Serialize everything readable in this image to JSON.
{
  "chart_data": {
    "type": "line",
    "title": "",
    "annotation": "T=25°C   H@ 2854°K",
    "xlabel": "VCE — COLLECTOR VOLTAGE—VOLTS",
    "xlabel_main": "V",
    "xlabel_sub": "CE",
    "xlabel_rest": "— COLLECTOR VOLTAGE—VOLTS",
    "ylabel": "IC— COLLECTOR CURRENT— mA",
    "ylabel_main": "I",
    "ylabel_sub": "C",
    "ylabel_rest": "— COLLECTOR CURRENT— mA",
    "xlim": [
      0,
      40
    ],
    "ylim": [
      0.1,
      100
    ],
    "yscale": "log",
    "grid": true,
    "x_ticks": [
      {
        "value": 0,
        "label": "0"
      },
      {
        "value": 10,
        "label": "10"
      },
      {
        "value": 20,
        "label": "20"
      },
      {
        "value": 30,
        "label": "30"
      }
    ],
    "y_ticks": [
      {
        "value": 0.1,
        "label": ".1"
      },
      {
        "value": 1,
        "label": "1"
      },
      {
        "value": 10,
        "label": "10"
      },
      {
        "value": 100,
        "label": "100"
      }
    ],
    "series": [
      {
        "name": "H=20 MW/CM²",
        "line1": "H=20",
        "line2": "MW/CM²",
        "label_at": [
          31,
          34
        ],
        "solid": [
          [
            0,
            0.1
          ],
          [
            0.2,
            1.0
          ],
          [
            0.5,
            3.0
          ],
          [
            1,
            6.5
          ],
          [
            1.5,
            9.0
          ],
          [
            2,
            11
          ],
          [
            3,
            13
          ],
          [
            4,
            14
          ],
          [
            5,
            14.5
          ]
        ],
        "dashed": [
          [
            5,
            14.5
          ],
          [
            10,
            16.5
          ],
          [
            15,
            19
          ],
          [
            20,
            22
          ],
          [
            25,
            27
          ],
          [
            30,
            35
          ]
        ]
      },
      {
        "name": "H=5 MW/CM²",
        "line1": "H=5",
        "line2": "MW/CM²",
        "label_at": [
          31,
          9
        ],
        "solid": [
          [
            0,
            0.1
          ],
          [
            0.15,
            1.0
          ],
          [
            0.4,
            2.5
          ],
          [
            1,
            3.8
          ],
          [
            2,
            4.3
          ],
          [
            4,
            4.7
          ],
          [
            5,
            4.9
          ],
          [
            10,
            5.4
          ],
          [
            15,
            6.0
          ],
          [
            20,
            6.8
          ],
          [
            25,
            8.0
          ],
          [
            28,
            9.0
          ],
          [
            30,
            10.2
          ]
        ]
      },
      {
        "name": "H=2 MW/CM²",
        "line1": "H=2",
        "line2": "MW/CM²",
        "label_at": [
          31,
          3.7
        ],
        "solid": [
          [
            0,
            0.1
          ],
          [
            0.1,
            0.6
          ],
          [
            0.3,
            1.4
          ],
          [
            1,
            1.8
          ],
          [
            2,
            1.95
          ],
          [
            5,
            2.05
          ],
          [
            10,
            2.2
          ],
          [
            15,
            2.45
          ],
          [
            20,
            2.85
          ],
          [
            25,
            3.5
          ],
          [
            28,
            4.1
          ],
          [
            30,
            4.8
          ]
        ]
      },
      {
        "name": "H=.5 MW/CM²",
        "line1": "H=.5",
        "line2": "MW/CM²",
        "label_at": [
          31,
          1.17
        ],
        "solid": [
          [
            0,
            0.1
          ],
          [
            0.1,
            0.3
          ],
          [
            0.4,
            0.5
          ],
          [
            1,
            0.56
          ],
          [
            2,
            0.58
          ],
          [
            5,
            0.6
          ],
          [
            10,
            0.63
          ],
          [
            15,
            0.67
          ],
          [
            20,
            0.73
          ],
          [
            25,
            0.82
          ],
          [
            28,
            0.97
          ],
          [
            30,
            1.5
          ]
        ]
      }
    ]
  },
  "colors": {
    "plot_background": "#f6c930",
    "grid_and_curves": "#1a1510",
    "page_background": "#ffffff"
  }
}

═══

Job
Transcribe every line of the data, exactly as it stands.

Solution below
Serialize everything readable in this image to JSON.
{
  "chart_data": {
    "type": "line",
    "title": "",
    "annotation": "T=25°C   H@ 2854°K",
    "xlabel": "VCE — COLLECTOR VOLTAGE—VOLTS",
    "xlabel_main": "V",
    "xlabel_sub": "CE",
    "xlabel_rest": "— COLLECTOR VOLTAGE—VOLTS",
    "ylabel": "IC— COLLECTOR CURRENT— mA",
    "ylabel_main": "I",
    "ylabel_sub": "C",
    "ylabel_rest": "— COLLECTOR CURRENT— mA",
    "xlim": [
      0,
      40
    ],
    "ylim": [
      0.1,
      100
    ],
    "yscale": "log",
    "grid": true,
    "x_ticks": [
      {
        "value": 0,
        "label": "0"
      },
      {
        "value": 10,
        "label": "10"
      },
      {
        "value": 20,
        "label": "20"
      },
      {
        "value": 30,
        "label": "30"
      }
    ],
    "y_ticks": [
      {
        "value": 0.1,
        "label": ".1"
      },
      {
        "value": 1,
        "label": "1"
      },
      {
        "value": 10,
        "label": "10"
      },
      {
        "value": 100,
        "label": "100"
      }
    ],
    "series": [
      {
        "name": "H=20 MW/CM²",
        "line1": "H=20",
        "line2": "MW/CM²",
        "label_at": [
          31,
          34
        ],
        "solid": [
          [
            0,
            0.1
          ],
          [
            0.2,
            1.0
          ],
          [
            0.5,
            3.0
          ],
          [
            1,
            6.5
          ],
          [
            1.5,
            9.0
          ],
          [
            2,
            11
          ],
          [
            3,
            13
          ],
          [
            4,
            14
          ],
          [
            5,
            14.5
          ]
        ],
        "dashed": [
          [
            5,
            14.5
          ],
          [
            10,
            16.5
          ],
          [
            15,
            19
          ],
          [
            20,
            22
          ],
          [
            25,
            27
          ],
          [
            30,
            35
          ]
        ]
      },
      {
        "name": "H=5 MW/CM²",
        "line1": "H=5",
        "line2": "MW/CM²",
        "label_at": [
          31,
          9
        ],
        "solid": [
          [
            0,
            0.1
          ],
          [
            0.15,
            1.0
          ],
          [
            0.4,
            2.5
          ],
          [
            1,
            3.8
          ],
          [
            2,
            4.3
          ],
          [
            4,
            4.7
          ],
          [
            5,
            4.9
          ],
          [
            10,
            5.4
          ],
          [
            15,
            6.0
          ],
          [
            20,
            6.8
          ],
          [
            25,
            8.0
          ],
          [
            28,
            9.0
          ],
          [
            30,
            10.2
          ]
        ]
      },
      {
        "name": "H=2 MW/CM²",
        "line1": "H=2",
        "line2": "MW/CM²",
        "label_at": [
          31,
          3.7
        ],
        "solid": [
          [
            0,
            0.1
          ],
          [
            0.1,
            0.6
          ],
          [
            0.3,
            1.4
          ],
          [
            1,
            1.8
          ],
          [
            2,
            1.95
          ],
          [
            5,
            2.05
          ],
          [
            10,
            2.2
          ],
          [
            15,
            2.45
          ],
          [
            20,
            2.85
          ],
          [
            25,
            3.5
          ],
          [
            28,
            4.1
          ],
          [
            30,
            4.8
          ]
        ]
      },
      {
        "name": "H=.5 MW/CM²",
        "line1": "H=.5",
        "line2": "MW/CM²",
        "label_at": [
          31,
          1.17
        ],
        "solid": [
          [
            0,
            0.1
          ],
          [
            0.1,
            0.3
          ],
          [
            0.4,
            0.5
          ],
          [
            1,
            0.56
          ],
          [
            2,
            0.58
          ],
          [
            5,
            0.6
          ],
          [
            10,
            0.63
          ],
          [
            15,
            0.67
          ],
          [
            20,
            0.73
          ],
          [
            25,
            0.82
          ],
          [
            28,
            0.97
          ],
          [
            30,
            1.5
          ]
        ]
      }
    ]
  },
  "colors": {
    "plot_background": "#f6c930",
    "grid_and_curves": "#1a1510",
    "page_background": "#ffffff"
  }
}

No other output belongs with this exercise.